**Exercise details:** Find each line holding the word "bdadmin" and give the total alone.

⟨

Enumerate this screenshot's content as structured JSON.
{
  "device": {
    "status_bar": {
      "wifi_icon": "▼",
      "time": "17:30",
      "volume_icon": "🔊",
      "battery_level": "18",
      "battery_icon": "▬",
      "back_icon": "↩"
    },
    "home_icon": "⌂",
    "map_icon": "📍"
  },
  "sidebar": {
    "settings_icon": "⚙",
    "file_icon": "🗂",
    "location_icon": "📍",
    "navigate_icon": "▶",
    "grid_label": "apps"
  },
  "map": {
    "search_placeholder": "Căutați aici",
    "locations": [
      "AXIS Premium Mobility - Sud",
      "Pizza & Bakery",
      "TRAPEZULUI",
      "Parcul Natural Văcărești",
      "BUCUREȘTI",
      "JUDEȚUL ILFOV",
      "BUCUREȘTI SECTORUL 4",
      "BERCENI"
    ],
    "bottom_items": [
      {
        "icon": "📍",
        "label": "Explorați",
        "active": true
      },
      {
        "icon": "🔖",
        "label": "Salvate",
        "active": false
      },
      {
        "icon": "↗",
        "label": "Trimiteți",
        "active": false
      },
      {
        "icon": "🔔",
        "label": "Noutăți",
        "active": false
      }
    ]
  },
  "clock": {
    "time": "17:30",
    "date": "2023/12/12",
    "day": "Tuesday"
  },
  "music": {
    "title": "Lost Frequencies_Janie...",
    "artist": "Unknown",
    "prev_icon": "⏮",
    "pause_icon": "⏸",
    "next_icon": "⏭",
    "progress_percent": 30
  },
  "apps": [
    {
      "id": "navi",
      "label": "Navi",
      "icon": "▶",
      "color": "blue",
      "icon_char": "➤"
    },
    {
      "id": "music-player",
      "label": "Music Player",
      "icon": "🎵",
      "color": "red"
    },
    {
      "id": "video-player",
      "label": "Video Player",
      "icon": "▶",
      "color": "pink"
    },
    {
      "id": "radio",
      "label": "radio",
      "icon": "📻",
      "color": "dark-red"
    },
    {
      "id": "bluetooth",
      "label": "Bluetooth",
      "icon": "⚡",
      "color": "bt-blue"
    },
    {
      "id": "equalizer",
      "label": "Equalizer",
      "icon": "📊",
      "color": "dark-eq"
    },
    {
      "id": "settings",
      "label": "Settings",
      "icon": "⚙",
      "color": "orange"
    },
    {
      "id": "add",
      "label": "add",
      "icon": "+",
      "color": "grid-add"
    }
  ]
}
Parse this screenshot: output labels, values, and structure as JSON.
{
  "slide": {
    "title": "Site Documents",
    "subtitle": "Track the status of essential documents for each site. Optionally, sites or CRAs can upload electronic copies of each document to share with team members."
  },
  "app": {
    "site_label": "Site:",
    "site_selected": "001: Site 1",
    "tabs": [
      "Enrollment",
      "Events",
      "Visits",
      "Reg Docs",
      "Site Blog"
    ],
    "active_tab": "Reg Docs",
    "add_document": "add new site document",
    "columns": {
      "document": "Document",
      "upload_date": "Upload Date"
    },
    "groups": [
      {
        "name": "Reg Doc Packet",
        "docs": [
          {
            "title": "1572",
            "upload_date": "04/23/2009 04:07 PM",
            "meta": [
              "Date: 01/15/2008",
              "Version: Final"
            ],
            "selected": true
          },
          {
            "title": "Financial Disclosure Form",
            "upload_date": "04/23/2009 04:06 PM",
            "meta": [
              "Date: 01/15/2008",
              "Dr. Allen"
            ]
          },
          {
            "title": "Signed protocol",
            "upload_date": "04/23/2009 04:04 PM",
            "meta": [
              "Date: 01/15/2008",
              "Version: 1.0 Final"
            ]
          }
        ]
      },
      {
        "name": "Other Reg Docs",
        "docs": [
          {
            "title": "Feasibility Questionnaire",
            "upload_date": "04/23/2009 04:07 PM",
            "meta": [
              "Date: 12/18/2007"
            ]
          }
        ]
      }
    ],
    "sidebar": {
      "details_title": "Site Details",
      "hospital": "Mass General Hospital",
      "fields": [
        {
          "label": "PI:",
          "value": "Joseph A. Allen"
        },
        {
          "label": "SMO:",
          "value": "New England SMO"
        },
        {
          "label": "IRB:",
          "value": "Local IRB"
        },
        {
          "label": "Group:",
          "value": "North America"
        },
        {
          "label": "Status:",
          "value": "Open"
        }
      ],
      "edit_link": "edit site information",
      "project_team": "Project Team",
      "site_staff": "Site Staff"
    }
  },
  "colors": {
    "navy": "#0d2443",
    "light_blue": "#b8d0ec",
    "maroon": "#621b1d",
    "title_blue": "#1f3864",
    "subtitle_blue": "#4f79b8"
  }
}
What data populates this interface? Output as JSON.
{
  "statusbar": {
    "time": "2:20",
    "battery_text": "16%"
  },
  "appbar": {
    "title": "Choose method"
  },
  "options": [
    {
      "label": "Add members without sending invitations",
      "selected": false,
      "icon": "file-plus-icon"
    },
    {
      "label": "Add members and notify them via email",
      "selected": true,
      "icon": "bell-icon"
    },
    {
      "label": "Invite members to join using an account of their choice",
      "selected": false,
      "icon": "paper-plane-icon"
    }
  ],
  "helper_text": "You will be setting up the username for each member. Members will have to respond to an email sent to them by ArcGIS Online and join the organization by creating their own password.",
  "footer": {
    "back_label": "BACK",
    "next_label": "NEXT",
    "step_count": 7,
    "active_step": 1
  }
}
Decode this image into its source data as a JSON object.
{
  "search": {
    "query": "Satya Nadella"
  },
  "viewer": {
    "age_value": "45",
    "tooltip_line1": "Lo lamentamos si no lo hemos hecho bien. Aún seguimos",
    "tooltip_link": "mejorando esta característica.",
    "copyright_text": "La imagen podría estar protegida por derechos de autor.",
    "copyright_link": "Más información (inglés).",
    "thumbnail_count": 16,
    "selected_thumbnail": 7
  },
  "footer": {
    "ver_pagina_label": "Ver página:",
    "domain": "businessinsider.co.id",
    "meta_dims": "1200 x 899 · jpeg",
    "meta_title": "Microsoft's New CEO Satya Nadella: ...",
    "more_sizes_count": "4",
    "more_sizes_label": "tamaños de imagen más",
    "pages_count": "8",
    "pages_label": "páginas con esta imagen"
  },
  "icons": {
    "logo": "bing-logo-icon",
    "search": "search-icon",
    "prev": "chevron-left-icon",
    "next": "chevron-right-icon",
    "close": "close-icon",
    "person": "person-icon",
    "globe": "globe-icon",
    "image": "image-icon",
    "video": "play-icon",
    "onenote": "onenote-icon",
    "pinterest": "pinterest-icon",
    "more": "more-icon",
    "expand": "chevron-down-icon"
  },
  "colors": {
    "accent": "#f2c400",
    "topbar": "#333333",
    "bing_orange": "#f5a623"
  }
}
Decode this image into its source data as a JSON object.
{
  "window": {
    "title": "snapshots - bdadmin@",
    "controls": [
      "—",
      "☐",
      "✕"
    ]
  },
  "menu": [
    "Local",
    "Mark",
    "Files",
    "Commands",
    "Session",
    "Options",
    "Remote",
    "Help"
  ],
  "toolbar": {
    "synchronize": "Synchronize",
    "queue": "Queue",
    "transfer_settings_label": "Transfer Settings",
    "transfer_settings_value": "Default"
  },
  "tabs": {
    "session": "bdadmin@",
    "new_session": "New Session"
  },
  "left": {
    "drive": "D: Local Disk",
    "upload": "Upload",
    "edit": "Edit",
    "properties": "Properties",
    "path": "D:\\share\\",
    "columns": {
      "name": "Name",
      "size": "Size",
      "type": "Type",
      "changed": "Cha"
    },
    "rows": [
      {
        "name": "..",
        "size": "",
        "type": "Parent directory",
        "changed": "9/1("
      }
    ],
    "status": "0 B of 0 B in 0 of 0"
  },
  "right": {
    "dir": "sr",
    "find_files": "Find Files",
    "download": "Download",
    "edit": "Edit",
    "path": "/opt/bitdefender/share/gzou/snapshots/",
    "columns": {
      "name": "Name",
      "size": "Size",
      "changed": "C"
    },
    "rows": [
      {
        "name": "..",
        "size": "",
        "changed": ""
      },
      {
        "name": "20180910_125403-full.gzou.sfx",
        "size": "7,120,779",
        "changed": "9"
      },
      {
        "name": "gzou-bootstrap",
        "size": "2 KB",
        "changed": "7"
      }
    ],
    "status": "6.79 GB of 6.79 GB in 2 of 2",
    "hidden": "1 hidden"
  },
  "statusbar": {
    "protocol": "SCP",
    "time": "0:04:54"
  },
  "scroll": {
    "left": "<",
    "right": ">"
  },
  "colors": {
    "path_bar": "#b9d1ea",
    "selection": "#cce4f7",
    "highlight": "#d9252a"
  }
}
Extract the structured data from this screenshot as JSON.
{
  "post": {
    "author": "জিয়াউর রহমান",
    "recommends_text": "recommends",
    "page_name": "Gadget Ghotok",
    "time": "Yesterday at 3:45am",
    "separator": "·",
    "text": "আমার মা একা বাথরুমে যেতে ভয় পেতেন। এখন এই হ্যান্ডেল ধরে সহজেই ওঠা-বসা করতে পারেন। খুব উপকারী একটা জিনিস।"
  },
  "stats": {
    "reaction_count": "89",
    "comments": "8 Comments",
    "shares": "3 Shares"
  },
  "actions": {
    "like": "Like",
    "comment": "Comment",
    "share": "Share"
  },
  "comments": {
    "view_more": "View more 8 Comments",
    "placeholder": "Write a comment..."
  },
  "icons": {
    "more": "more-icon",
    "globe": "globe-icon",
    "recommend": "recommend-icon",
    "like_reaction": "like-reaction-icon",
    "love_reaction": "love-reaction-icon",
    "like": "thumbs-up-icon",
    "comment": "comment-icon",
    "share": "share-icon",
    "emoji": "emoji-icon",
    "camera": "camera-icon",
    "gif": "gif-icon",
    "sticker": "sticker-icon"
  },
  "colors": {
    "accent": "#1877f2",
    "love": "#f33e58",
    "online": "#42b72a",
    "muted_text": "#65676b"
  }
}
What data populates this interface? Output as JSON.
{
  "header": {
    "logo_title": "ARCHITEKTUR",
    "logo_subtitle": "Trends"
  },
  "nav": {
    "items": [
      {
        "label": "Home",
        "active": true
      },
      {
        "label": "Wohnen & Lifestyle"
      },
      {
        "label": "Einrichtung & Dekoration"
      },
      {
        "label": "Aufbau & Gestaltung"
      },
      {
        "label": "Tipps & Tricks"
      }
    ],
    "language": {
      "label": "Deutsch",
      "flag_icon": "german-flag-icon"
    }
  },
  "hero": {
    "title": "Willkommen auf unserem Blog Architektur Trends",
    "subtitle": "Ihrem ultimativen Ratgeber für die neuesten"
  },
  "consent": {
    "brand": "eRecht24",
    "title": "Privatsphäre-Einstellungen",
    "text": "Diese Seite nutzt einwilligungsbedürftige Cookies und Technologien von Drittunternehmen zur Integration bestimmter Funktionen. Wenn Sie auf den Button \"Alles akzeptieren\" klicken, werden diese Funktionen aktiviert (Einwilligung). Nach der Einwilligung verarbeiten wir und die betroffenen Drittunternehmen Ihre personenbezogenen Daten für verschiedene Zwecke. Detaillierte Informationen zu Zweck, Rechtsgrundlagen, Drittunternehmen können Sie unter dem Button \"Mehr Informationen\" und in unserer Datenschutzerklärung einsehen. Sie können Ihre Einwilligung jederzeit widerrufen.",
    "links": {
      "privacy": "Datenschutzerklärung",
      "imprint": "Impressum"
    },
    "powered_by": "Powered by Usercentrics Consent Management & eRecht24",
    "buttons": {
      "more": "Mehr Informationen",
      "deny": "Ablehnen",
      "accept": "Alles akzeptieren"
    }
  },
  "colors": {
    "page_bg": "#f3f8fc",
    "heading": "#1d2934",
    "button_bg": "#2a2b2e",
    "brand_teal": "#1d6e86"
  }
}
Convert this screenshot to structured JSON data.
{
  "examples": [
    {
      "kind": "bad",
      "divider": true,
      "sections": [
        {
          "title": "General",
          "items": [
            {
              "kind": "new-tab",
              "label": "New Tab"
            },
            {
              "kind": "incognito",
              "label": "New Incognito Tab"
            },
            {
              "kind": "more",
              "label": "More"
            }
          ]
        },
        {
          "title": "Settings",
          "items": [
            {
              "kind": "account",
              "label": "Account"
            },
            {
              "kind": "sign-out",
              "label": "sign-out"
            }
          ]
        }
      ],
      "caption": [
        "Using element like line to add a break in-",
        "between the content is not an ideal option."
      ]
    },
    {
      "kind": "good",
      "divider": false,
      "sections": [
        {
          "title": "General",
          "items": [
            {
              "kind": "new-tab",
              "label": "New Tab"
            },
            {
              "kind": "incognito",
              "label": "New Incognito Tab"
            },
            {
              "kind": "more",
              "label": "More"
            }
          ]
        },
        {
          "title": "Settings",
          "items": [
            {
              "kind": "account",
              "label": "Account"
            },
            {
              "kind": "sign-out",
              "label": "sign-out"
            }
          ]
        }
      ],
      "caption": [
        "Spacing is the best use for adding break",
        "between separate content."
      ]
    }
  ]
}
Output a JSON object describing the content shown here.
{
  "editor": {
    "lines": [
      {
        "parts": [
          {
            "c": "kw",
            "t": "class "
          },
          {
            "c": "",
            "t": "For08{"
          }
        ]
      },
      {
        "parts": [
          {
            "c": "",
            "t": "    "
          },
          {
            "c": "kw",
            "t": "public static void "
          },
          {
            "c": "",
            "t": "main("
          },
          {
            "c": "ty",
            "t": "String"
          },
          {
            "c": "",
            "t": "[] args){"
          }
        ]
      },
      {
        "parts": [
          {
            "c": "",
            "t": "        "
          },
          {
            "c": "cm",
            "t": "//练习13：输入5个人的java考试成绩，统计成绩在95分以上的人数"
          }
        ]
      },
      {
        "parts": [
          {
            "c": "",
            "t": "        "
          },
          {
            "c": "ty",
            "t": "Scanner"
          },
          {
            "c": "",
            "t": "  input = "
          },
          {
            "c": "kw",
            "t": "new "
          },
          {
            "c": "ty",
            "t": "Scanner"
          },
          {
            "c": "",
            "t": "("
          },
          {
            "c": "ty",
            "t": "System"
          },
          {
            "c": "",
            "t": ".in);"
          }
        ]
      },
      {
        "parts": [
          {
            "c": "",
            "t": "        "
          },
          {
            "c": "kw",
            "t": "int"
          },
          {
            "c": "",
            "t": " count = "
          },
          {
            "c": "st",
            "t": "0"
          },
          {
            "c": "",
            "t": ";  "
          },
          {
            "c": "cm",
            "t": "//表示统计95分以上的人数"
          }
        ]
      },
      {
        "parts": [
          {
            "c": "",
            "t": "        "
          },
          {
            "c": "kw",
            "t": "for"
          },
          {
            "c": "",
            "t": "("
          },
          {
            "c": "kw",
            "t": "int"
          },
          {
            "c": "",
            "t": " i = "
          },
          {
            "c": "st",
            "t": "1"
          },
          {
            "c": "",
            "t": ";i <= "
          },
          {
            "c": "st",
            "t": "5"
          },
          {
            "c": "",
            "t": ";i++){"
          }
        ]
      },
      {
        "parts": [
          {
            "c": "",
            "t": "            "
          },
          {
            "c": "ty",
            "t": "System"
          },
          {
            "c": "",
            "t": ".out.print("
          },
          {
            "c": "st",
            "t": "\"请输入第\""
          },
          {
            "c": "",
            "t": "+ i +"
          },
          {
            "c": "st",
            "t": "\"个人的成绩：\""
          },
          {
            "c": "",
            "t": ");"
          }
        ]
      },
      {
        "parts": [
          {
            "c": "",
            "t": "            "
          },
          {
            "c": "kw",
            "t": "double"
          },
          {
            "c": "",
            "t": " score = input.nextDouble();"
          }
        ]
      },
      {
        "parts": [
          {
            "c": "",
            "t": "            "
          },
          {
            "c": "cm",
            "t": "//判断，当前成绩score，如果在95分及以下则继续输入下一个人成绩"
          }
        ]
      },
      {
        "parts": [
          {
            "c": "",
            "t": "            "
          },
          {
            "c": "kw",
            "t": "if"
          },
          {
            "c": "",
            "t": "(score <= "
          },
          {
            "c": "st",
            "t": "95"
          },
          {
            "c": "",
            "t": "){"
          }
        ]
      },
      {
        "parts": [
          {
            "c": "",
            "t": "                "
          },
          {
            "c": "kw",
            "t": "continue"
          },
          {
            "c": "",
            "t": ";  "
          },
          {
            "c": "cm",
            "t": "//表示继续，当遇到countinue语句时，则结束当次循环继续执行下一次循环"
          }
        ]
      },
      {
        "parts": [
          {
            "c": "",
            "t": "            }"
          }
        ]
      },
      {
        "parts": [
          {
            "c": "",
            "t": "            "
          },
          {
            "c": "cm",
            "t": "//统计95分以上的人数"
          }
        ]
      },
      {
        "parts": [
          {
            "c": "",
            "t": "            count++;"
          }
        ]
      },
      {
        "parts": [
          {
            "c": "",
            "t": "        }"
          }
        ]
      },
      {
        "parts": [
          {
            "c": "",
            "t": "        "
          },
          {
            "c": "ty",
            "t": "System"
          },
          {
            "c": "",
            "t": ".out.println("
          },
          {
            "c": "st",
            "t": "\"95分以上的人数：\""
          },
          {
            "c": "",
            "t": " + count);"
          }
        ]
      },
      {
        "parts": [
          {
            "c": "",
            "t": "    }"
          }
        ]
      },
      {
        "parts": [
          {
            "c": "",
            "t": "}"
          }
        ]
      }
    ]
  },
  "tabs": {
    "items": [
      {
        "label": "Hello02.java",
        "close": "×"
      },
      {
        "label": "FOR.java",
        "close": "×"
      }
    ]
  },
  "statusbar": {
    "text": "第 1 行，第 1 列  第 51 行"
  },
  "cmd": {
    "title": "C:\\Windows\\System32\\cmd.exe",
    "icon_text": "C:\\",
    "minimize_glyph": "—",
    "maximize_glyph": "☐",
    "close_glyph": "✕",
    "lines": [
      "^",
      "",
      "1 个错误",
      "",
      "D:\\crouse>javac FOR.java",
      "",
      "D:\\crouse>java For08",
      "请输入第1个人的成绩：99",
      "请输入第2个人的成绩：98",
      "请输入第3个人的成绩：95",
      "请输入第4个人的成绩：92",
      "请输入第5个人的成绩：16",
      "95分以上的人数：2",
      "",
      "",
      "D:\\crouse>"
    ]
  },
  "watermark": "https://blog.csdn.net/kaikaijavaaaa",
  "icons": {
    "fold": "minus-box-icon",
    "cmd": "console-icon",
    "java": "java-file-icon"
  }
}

⟩

**Response to this exercise:** 2